- Exercise requirements: Count every line below that contains "structured", then state the total with no other output.

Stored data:
[START]
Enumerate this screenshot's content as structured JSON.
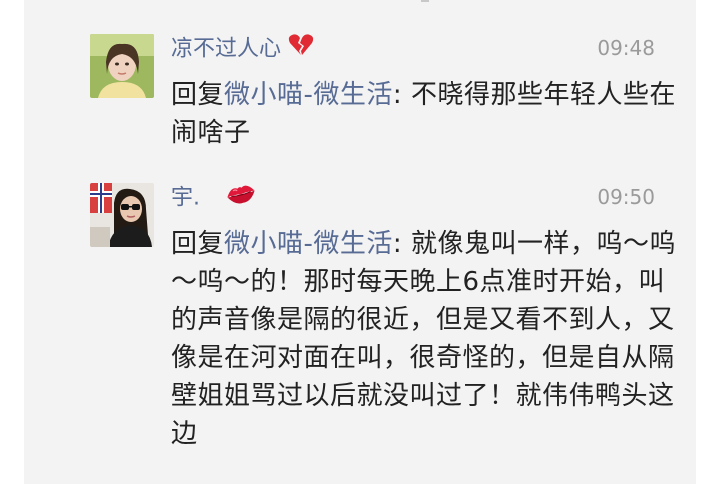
{
  "comments": [
    {
      "author": "凉不过人心",
      "author_emoji": "broken-heart-icon",
      "time": "09:48",
      "reply_prefix": "回复",
      "reply_to": "微小喵-微生活",
      "reply_sep": ": ",
      "text": "不晓得那些年轻人些在闹啥子"
    },
    {
      "author": "宇.",
      "author_emoji": "kiss-mark-icon",
      "time": "09:50",
      "reply_prefix": "回复",
      "reply_to": "微小喵-微生活",
      "reply_sep": ": ",
      "text": "就像鬼叫一样，呜～呜～呜～的！那时每天晚上6点准时开始，叫的声音像是隔的很近，但是又看不到人，又像是在河对面在叫，很奇怪的，但是自从隔壁姐姐骂过以后就没叫过了！就伟伟鸭头这边"
    }
  ],
  "colors": {
    "name": "#576b95",
    "time": "#9a9a9a",
    "text": "#222222",
    "panel": "#f3f3f3"
  }
}
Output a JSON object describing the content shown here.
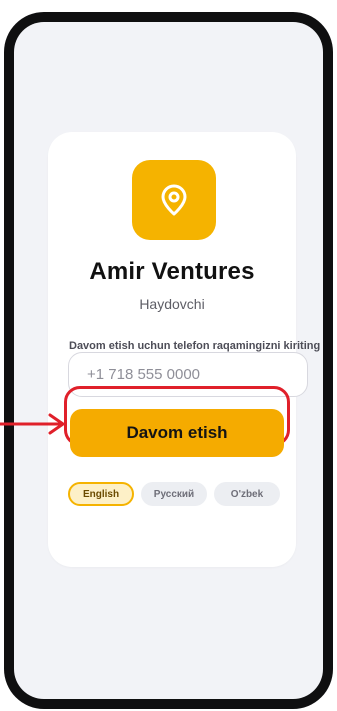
{
  "app": {
    "title": "Amir Ventures",
    "subtitle": "Haydovchi",
    "logo_icon": "location-pin-icon",
    "brand_color": "#f5b300"
  },
  "login": {
    "phone_label": "Davom etish uchun telefon raqamingizni kiriting",
    "phone_placeholder": "+1 718 555 0000",
    "phone_value": "",
    "continue_label": "Davom etish"
  },
  "languages": [
    {
      "label": "English",
      "selected": true
    },
    {
      "label": "Русский",
      "selected": false
    },
    {
      "label": "O'zbek",
      "selected": false
    }
  ],
  "annotation": {
    "highlight_color": "#e0202a",
    "arrow_icon": "right-arrow-icon"
  }
}
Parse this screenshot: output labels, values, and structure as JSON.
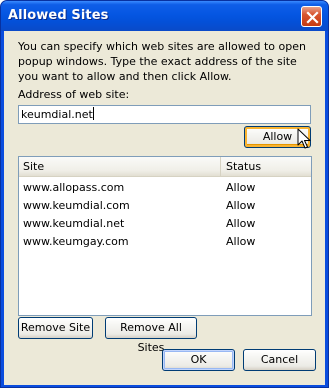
{
  "window": {
    "title": "Allowed Sites"
  },
  "dialog": {
    "description": "You can specify which web sites are allowed to open popup windows. Type the exact address of the site you want to allow and then click Allow.",
    "address_label": "Address of web site:",
    "address_value": "keumdial.net",
    "allow_label": "Allow",
    "list": {
      "columns": [
        "Site",
        "Status"
      ],
      "rows": [
        {
          "site": "www.allopass.com",
          "status": "Allow"
        },
        {
          "site": "www.keumdial.com",
          "status": "Allow"
        },
        {
          "site": "www.keumdial.net",
          "status": "Allow"
        },
        {
          "site": "www.keumgay.com",
          "status": "Allow"
        }
      ]
    },
    "remove_site_label": "Remove Site",
    "remove_all_label": "Remove All Sites",
    "ok_label": "OK",
    "cancel_label": "Cancel"
  },
  "icons": {
    "close": "close-icon",
    "cursor": "mouse-pointer-icon"
  },
  "colors": {
    "titlebar": "#0556e2",
    "dialog_bg": "#ece9d8",
    "close_button": "#d8542e",
    "hover_highlight": "#f8b331",
    "input_border": "#7f9db9"
  }
}
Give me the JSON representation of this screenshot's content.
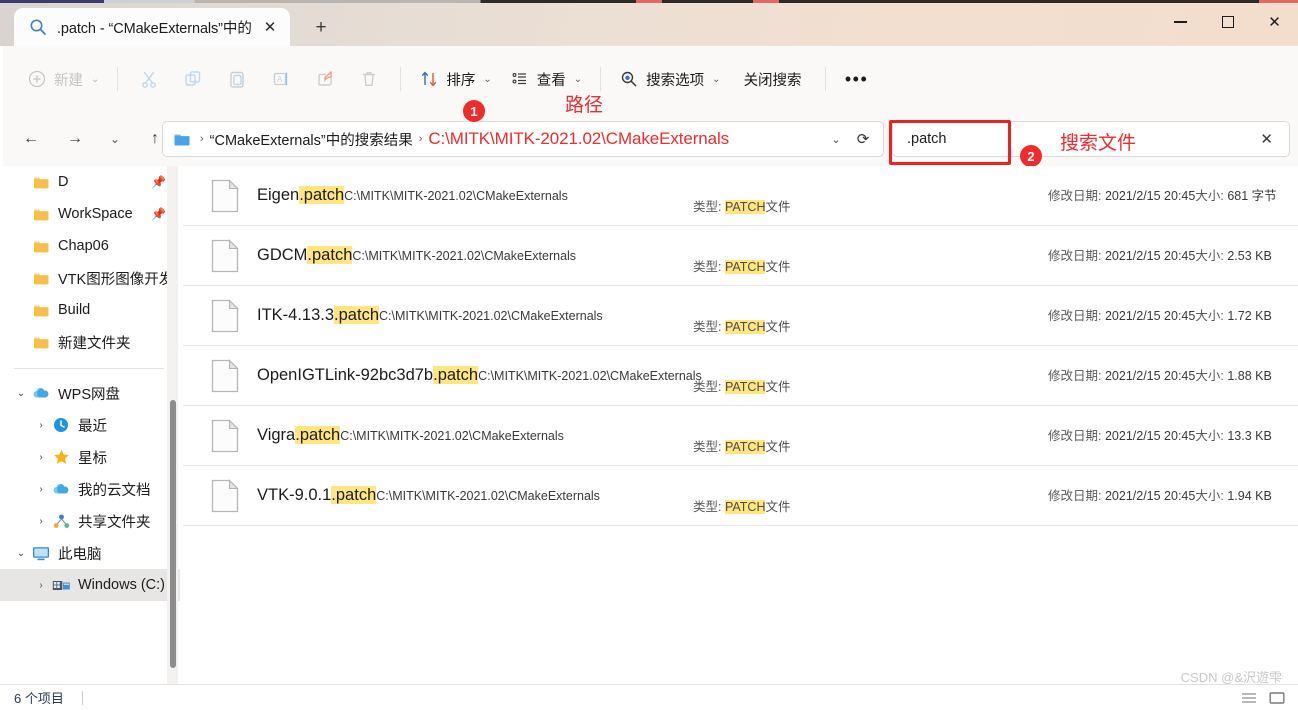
{
  "window": {
    "tab_title": ".patch - “CMakeExternals”中的",
    "tab_icon": "search-icon",
    "new_tab_label": "+",
    "minimize_label": "—",
    "maximize_label": "□",
    "close_label": "✕"
  },
  "toolbar": {
    "new_label": "新建",
    "cut_label": "剪切",
    "copy_label": "复制",
    "paste_label": "粘贴",
    "rename_label": "重命名",
    "share_label": "共享",
    "delete_label": "删除",
    "sort_label": "排序",
    "view_label": "查看",
    "search_options_label": "搜索选项",
    "close_search_label": "关闭搜索",
    "more_label": "•••",
    "chevron": "⌄"
  },
  "address": {
    "back_label": "←",
    "forward_label": "→",
    "history_label": "⌄",
    "up_label": "↑",
    "crumb_search_results": "“CMakeExternals”中的搜索结果",
    "crumb_path": "C:\\MITK\\MITK-2021.02\\CMakeExternals",
    "separator": "›",
    "dropdown_label": "⌄",
    "refresh_label": "⟳"
  },
  "search": {
    "value": ".patch",
    "clear_label": "✕"
  },
  "annotations": {
    "badge1": "1",
    "badge2": "2",
    "path_label": "路径",
    "search_label": "搜索文件",
    "color": "#f02b2b"
  },
  "sidebar": {
    "quick_items": [
      {
        "label": "D",
        "icon": "folder-icon",
        "pinned": true,
        "chevron": ""
      },
      {
        "label": "WorkSpace",
        "icon": "folder-icon",
        "pinned": true,
        "chevron": ""
      },
      {
        "label": "Chap06",
        "icon": "folder-icon",
        "pinned": false,
        "chevron": ""
      },
      {
        "label": "VTK图形图像开发",
        "icon": "folder-icon",
        "pinned": false,
        "chevron": ""
      },
      {
        "label": "Build",
        "icon": "folder-icon",
        "pinned": false,
        "chevron": ""
      },
      {
        "label": "新建文件夹",
        "icon": "folder-icon",
        "pinned": false,
        "chevron": ""
      }
    ],
    "tree_items": [
      {
        "label": "WPS网盘",
        "icon": "cloud-icon",
        "chevron": "⌄",
        "indent": 0,
        "selected": false
      },
      {
        "label": "最近",
        "icon": "clock-icon",
        "chevron": "›",
        "indent": 1,
        "selected": false
      },
      {
        "label": "星标",
        "icon": "star-icon",
        "chevron": "›",
        "indent": 1,
        "selected": false
      },
      {
        "label": "我的云文档",
        "icon": "cloud-icon",
        "chevron": "›",
        "indent": 1,
        "selected": false
      },
      {
        "label": "共享文件夹",
        "icon": "share-nodes-icon",
        "chevron": "›",
        "indent": 1,
        "selected": false
      },
      {
        "label": "此电脑",
        "icon": "monitor-icon",
        "chevron": "⌄",
        "indent": 0,
        "selected": false
      },
      {
        "label": "Windows (C:)",
        "icon": "drive-icon",
        "chevron": "›",
        "indent": 1,
        "selected": true
      }
    ]
  },
  "filelist": {
    "type_label": "类型:",
    "type_suffix": "文件",
    "type_highlight": "PATCH",
    "date_label": "修改日期:",
    "size_label": "大小:",
    "rows": [
      {
        "name_prefix": "Eigen",
        "name_highlight": ".patch",
        "path": "C:\\MITK\\MITK-2021.02\\CMakeExternals",
        "date": "2021/2/15 20:45",
        "size": "681 字节"
      },
      {
        "name_prefix": "GDCM",
        "name_highlight": ".patch",
        "path": "C:\\MITK\\MITK-2021.02\\CMakeExternals",
        "date": "2021/2/15 20:45",
        "size": "2.53 KB"
      },
      {
        "name_prefix": "ITK-4.13.3",
        "name_highlight": ".patch",
        "path": "C:\\MITK\\MITK-2021.02\\CMakeExternals",
        "date": "2021/2/15 20:45",
        "size": "1.72 KB"
      },
      {
        "name_prefix": "OpenIGTLink-92bc3d7b",
        "name_highlight": ".patch",
        "path": "C:\\MITK\\MITK-2021.02\\CMakeExternals",
        "date": "2021/2/15 20:45",
        "size": "1.88 KB"
      },
      {
        "name_prefix": "Vigra",
        "name_highlight": ".patch",
        "path": "C:\\MITK\\MITK-2021.02\\CMakeExternals",
        "date": "2021/2/15 20:45",
        "size": "13.3 KB"
      },
      {
        "name_prefix": "VTK-9.0.1",
        "name_highlight": ".patch",
        "path": "C:\\MITK\\MITK-2021.02\\CMakeExternals",
        "date": "2021/2/15 20:45",
        "size": "1.94 KB"
      }
    ]
  },
  "statusbar": {
    "item_count": "6 个项目"
  },
  "watermark": {
    "text": "CSDN @&沢遊雫"
  }
}
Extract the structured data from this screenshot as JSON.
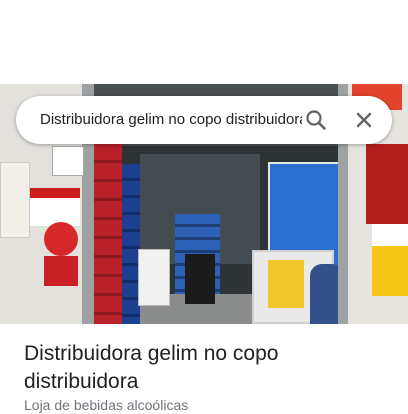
{
  "search": {
    "query": "Distribuidora gelim no copo distribuidora",
    "search_icon": "search-icon",
    "close_icon": "close-icon"
  },
  "place": {
    "title": "Distribuidora gelim no copo distribuidora",
    "category": "Loja de bebidas alcoólicas"
  },
  "photo": {
    "description_icon": "storefront-photo"
  },
  "colors": {
    "title_text": "#202124",
    "secondary_text": "#70757a",
    "icon_gray": "#5f6368"
  }
}
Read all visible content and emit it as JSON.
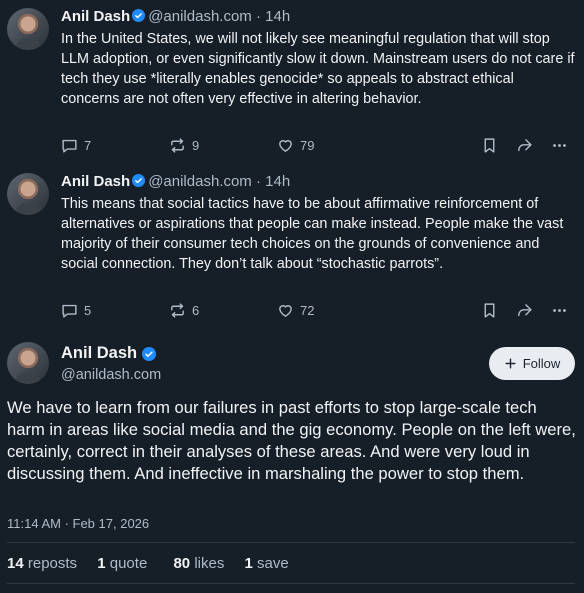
{
  "colors": {
    "background": "#161e27",
    "verified": "#208bfe",
    "muted": "#aebbc9",
    "text": "#f1f3f5"
  },
  "posts": [
    {
      "name": "Anil Dash",
      "handle": "@anildash.com",
      "meta_sep": " · ",
      "time": "14h",
      "text": "In the United States, we will not likely see meaningful regulation that will stop LLM adoption, or even significantly slow it down. Mainstream users do not care if tech they use *literally enables genocide* so appeals to abstract ethical concerns are not often very effective in altering behavior.",
      "replies": "7",
      "reposts": "9",
      "likes": "79"
    },
    {
      "name": "Anil Dash",
      "handle": "@anildash.com",
      "meta_sep": " · ",
      "time": "14h",
      "text": "This means that social tactics have to be about affirmative reinforcement of alternatives or aspirations that people can make instead. People make the vast majority of their consumer tech choices on the grounds of convenience and social connection. They don’t talk about “stochastic parrots”.",
      "replies": "5",
      "reposts": "6",
      "likes": "72"
    }
  ],
  "main_post": {
    "name": "Anil Dash",
    "handle": "@anildash.com",
    "follow_label": "Follow",
    "text": "We have to learn from our failures in past efforts to stop large-scale tech harm in areas like social media and the gig economy. People on the left were, certainly, correct in their analyses of these areas. And were very loud in discussing them. And ineffective in marshaling the power to stop them.",
    "timestamp": "11:14 AM · Feb 17, 2026",
    "stats": {
      "reposts_count": "14",
      "reposts_label": "reposts",
      "quotes_count": "1",
      "quotes_label": "quote",
      "likes_count": "80",
      "likes_label": "likes",
      "saves_count": "1",
      "saves_label": "save"
    }
  },
  "icons": [
    "verified-check-icon",
    "reply-icon",
    "repost-icon",
    "heart-icon",
    "bookmark-icon",
    "share-icon",
    "more-icon",
    "plus-icon"
  ]
}
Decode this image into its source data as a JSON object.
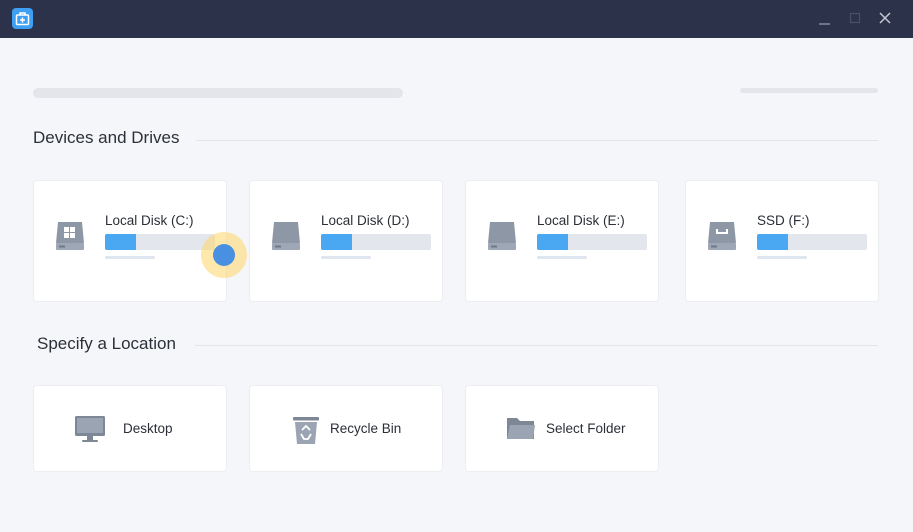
{
  "sections": {
    "devices_title": "Devices and Drives",
    "location_title": "Specify a Location"
  },
  "drives": [
    {
      "name": "Local Disk (C:)",
      "used_fraction": 0.28,
      "icon": "windows-drive-icon"
    },
    {
      "name": "Local Disk (D:)",
      "used_fraction": 0.28,
      "icon": "hard-drive-icon"
    },
    {
      "name": "Local Disk (E:)",
      "used_fraction": 0.28,
      "icon": "hard-drive-icon"
    },
    {
      "name": "SSD (F:)",
      "used_fraction": 0.28,
      "icon": "ssd-drive-icon"
    }
  ],
  "locations": [
    {
      "label": "Desktop",
      "icon": "monitor-icon"
    },
    {
      "label": "Recycle Bin",
      "icon": "recycle-bin-icon"
    },
    {
      "label": "Select Folder",
      "icon": "folder-icon"
    }
  ],
  "colors": {
    "titlebar": "#2b3249",
    "accent": "#4aa8f2",
    "background": "#f5f6fa"
  }
}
[END]
- Solution to the problem: 2